EXERCISE REQUIREMENTS: Make an exact copy of all the data.

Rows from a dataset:
--*--

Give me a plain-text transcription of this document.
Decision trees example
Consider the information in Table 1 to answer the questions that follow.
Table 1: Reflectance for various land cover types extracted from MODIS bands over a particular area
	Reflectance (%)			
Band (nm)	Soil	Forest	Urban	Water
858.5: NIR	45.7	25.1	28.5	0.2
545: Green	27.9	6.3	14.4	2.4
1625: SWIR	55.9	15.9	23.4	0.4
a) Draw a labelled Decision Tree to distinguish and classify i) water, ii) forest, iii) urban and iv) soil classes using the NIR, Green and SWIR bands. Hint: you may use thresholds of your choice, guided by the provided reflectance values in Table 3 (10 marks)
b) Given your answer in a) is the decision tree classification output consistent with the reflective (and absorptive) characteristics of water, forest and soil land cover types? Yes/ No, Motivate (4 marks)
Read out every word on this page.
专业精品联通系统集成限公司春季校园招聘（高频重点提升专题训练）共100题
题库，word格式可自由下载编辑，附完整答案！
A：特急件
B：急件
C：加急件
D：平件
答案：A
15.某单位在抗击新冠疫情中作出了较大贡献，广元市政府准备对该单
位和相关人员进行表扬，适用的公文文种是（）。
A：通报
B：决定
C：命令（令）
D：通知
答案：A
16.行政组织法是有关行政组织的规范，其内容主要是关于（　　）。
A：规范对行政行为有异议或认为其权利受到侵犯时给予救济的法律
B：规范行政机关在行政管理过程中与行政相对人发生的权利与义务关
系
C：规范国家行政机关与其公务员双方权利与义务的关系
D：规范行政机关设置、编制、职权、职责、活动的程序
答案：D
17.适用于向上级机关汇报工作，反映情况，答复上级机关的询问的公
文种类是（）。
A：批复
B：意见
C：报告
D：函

--*--

TASK SOLUTION:
Give me a plain-text transcription of this document.
Decision trees example
Consider the information in Table 1 to answer the questions that follow.
Table 1: Reflectance for various land cover types extracted from MODIS bands over a particular area
	Reflectance (%)			
Band (nm)	Soil	Forest	Urban	Water
858.5: NIR	45.7	25.1	28.5	0.2
545: Green	27.9	6.3	14.4	2.4
1625: SWIR	55.9	15.9	23.4	0.4
a) Draw a labelled Decision Tree to distinguish and classify i) water, ii) forest, iii) urban and iv) soil classes using the NIR, Green and SWIR bands. Hint: you may use thresholds of your choice, guided by the provided reflectance values in Table 3 (10 marks)
b) Given your answer in a) is the decision tree classification output consistent with the reflective (and absorptive) characteristics of water, forest and soil land cover types? Yes/ No, Motivate (4 marks)
Read out every word on this page.
专业精品联通系统集成限公司春季校园招聘（高频重点提升专题训练）共100题
题库，word格式可自由下载编辑，附完整答案！
A：特急件
B：急件
C：加急件
D：平件
答案：A
15.某单位在抗击新冠疫情中作出了较大贡献，广元市政府准备对该单
位和相关人员进行表扬，适用的公文文种是（）。
A：通报
B：决定
C：命令（令）
D：通知
答案：A
16.行政组织法是有关行政组织的规范，其内容主要是关于（　　）。
A：规范对行政行为有异议或认为其权利受到侵犯时给予救济的法律
B：规范行政机关在行政管理过程中与行政相对人发生的权利与义务关
系
C：规范国家行政机关与其公务员双方权利与义务的关系
D：规范行政机关设置、编制、职权、职责、活动的程序
答案：D
17.适用于向上级机关汇报工作，反映情况，答复上级机关的询问的公
文种类是（）。
A：批复
B：意见
C：报告
D：函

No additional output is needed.